Stated problem
Count how many lines hold the string "dreams". Answer with that number and nothing more.
___ Records supplied ___
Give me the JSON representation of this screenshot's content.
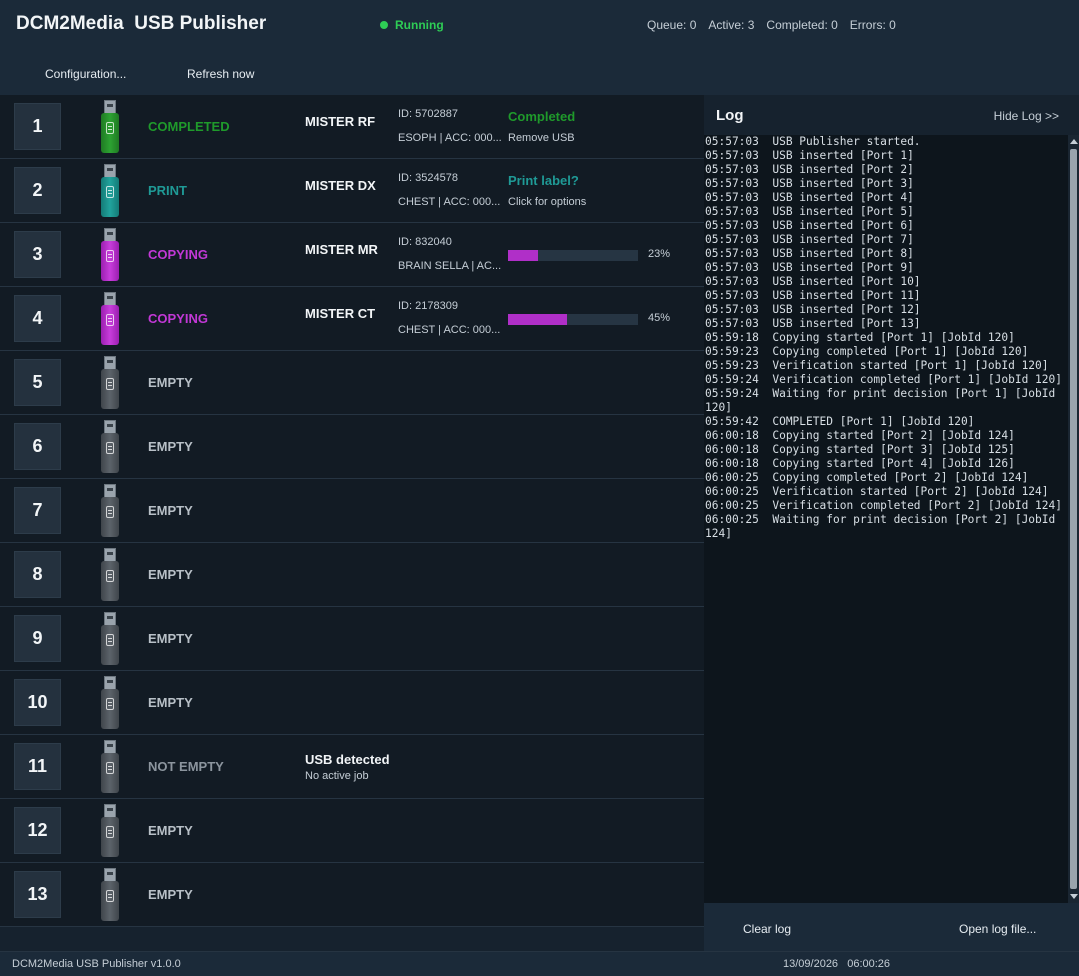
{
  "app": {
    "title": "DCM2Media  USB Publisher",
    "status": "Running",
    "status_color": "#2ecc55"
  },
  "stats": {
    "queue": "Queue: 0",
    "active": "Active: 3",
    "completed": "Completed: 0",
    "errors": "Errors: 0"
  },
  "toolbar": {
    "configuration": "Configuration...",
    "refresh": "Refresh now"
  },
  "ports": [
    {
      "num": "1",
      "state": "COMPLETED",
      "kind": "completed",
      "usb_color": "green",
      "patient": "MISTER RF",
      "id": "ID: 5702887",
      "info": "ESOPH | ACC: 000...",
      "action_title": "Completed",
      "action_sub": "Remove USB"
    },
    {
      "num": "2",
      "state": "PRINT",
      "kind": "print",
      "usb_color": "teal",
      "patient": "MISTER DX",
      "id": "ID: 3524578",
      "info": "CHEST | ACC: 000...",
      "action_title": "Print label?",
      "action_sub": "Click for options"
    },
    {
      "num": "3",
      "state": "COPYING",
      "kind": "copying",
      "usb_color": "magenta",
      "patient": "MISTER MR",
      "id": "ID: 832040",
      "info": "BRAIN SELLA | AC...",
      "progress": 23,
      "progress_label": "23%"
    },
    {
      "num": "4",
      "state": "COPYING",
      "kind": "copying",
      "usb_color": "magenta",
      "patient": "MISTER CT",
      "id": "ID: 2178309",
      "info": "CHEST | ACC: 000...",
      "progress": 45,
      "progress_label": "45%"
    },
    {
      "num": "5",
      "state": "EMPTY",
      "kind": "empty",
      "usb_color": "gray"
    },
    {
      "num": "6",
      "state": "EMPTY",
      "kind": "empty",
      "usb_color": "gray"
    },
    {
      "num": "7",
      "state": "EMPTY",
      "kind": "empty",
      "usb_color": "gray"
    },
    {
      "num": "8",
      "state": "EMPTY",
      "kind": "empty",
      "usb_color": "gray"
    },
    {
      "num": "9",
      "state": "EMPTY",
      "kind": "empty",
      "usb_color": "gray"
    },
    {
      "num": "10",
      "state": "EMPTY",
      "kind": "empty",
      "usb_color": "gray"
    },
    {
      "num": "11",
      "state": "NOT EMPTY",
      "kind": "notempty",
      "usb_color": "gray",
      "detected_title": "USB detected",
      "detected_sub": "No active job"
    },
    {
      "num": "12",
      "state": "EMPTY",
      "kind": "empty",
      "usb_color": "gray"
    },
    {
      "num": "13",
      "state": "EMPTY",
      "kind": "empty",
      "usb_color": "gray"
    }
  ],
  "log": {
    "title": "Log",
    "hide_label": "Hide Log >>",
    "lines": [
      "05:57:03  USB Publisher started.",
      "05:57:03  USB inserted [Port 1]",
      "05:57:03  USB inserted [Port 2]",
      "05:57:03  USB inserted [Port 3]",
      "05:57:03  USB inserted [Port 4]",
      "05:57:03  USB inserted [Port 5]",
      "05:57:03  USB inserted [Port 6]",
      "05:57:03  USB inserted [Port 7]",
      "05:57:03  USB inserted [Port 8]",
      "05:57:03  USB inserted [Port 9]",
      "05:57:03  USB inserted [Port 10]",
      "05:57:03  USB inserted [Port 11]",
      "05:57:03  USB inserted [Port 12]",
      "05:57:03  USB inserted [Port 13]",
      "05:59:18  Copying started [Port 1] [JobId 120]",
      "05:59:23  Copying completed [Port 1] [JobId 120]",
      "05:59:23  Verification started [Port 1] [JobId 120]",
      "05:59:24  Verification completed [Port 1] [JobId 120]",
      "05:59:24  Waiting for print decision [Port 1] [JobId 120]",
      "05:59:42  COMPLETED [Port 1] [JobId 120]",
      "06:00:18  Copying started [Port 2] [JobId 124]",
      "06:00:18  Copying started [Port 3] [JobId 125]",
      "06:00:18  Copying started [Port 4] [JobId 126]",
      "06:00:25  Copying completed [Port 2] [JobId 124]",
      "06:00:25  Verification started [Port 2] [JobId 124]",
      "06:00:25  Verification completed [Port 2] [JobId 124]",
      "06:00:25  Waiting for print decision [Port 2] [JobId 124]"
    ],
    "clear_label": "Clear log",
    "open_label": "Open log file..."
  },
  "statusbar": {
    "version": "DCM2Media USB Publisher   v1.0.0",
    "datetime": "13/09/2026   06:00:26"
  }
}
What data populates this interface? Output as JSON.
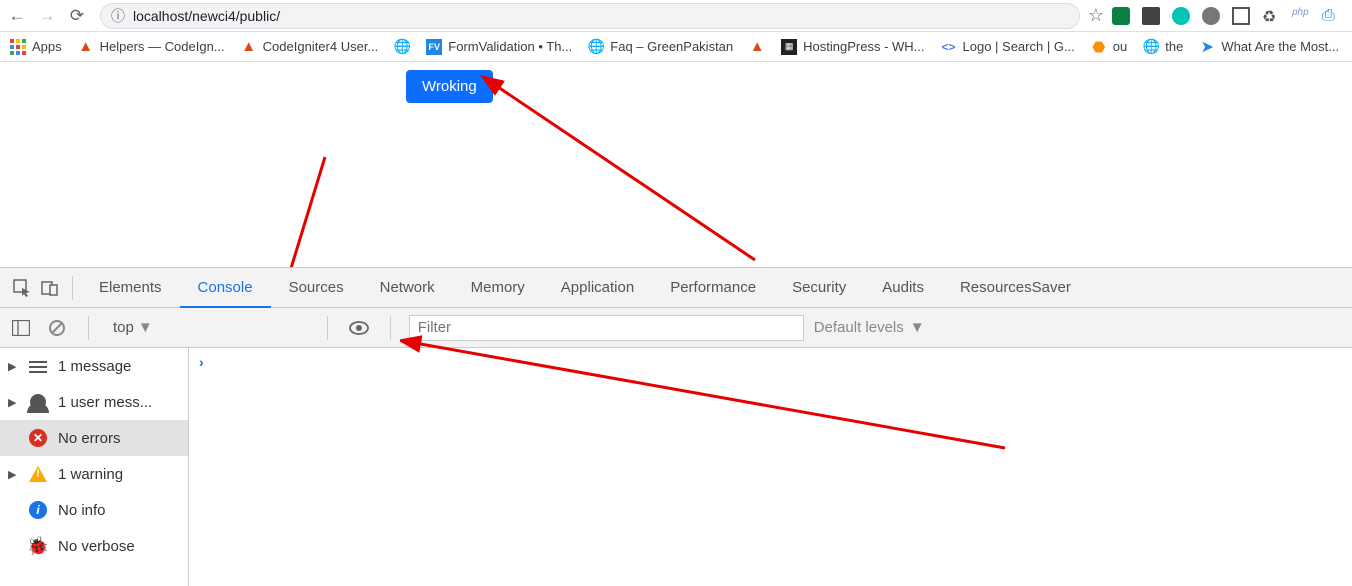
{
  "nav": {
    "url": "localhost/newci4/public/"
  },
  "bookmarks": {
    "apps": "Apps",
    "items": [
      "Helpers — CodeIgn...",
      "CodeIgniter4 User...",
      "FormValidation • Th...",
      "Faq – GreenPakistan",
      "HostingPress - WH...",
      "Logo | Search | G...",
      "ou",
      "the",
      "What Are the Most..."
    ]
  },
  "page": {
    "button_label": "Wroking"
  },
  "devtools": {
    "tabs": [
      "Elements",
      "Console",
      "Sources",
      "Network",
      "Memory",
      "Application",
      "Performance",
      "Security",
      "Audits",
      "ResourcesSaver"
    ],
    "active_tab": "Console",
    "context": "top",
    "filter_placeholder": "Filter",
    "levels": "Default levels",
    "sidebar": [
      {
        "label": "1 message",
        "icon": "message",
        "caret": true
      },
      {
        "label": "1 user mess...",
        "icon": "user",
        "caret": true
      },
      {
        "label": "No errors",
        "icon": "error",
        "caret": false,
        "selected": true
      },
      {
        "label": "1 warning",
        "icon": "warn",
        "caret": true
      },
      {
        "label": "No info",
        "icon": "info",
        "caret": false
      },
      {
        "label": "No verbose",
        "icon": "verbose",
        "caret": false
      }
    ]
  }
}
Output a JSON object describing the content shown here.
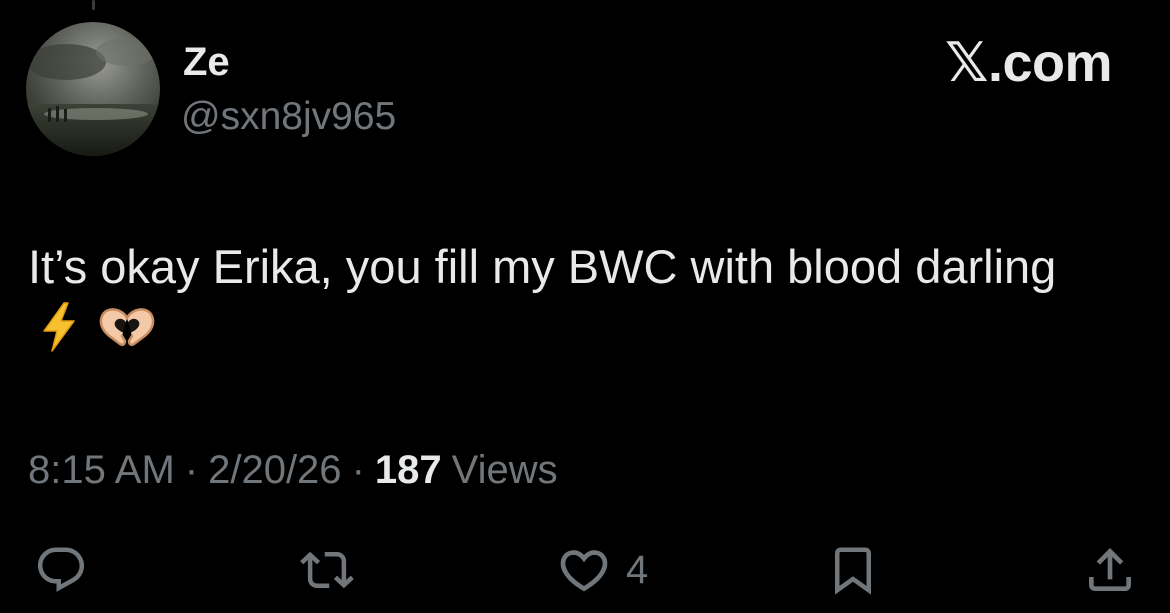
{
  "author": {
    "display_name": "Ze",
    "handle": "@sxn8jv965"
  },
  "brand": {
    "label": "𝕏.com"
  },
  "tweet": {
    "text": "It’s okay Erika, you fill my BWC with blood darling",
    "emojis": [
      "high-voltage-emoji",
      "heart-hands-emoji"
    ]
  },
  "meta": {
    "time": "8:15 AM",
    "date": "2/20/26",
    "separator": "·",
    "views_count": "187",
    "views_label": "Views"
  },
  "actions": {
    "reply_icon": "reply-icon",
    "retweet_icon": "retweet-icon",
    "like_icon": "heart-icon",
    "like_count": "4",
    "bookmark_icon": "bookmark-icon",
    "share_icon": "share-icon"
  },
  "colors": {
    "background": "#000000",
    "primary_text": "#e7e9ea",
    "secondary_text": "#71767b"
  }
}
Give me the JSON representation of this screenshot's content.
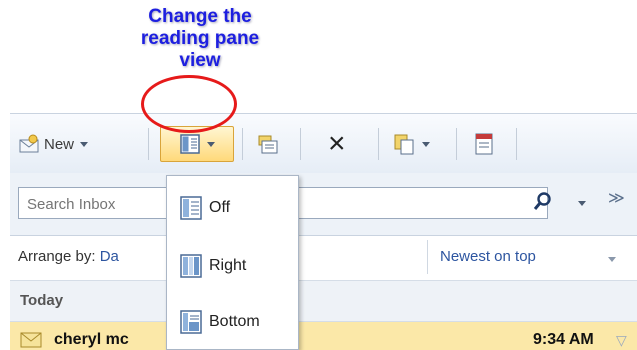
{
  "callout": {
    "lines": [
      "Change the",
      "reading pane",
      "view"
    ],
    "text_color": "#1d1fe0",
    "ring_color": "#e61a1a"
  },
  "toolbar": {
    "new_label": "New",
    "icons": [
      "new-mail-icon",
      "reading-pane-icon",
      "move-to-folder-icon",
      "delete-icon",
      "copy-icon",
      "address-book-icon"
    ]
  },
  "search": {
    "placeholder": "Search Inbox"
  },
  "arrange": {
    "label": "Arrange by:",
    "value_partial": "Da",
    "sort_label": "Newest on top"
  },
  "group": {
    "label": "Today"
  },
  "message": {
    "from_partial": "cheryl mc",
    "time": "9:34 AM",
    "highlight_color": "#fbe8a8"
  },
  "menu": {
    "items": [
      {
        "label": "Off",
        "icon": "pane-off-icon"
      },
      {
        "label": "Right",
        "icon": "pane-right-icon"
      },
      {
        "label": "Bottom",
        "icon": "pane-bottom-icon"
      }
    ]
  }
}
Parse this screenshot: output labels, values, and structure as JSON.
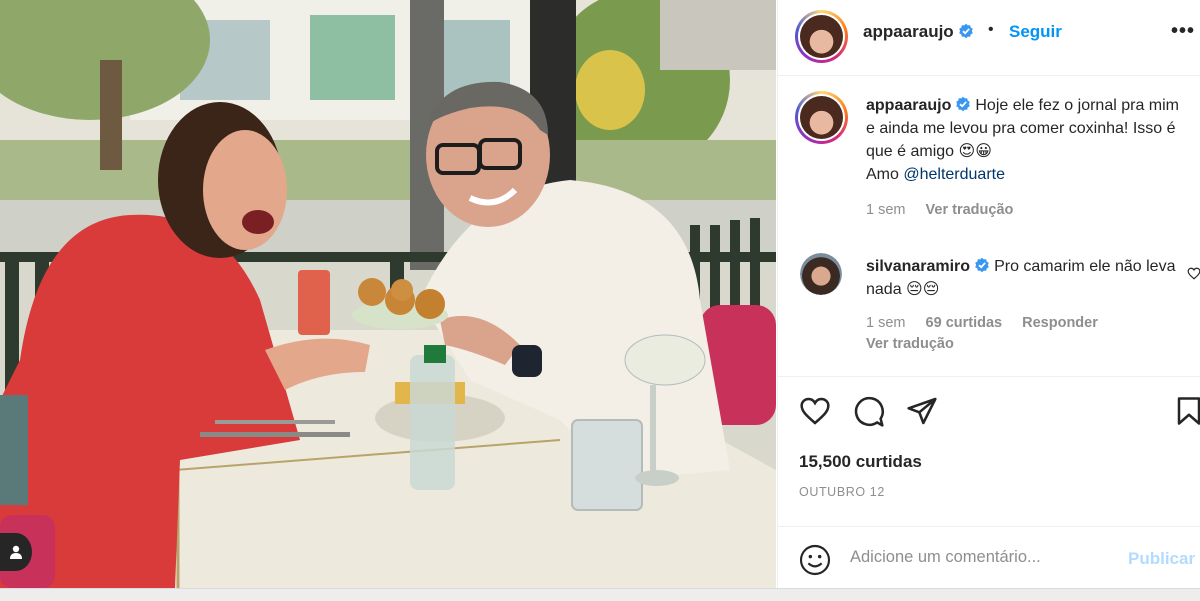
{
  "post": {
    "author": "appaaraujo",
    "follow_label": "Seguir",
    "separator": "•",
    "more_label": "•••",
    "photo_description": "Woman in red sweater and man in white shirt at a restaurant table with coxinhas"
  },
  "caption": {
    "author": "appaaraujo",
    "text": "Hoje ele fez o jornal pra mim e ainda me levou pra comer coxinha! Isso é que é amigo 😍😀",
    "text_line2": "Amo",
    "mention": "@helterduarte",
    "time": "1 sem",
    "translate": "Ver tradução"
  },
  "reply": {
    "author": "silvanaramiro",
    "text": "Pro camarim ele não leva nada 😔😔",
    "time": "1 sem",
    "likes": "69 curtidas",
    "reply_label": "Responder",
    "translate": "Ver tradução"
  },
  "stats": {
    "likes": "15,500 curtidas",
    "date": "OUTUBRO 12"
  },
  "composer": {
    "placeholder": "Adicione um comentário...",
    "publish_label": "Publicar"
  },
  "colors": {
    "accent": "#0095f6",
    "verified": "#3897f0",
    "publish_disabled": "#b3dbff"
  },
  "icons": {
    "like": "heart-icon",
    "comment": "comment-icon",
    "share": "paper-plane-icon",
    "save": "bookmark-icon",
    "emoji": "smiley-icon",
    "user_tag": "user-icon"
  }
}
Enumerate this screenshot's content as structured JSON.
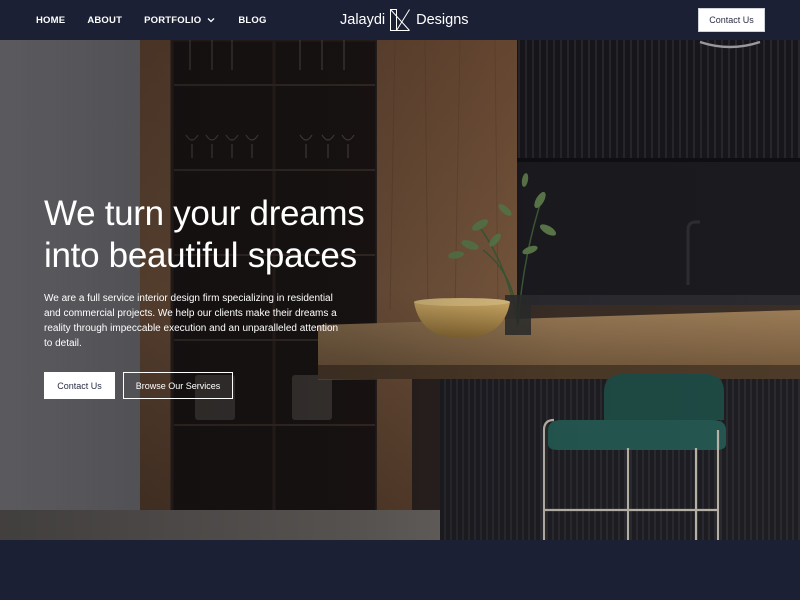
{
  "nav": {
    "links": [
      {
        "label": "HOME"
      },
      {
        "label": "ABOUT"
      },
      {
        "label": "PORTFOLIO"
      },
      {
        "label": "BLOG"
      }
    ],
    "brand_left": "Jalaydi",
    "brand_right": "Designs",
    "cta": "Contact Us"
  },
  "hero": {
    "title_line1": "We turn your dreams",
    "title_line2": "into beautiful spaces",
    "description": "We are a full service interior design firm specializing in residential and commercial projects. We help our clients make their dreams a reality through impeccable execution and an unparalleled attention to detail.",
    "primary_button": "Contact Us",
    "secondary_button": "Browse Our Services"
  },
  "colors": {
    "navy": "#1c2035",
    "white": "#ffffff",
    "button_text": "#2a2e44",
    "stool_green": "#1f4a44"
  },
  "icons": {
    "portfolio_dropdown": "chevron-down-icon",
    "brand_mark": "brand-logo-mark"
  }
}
___
Response for this exercise
2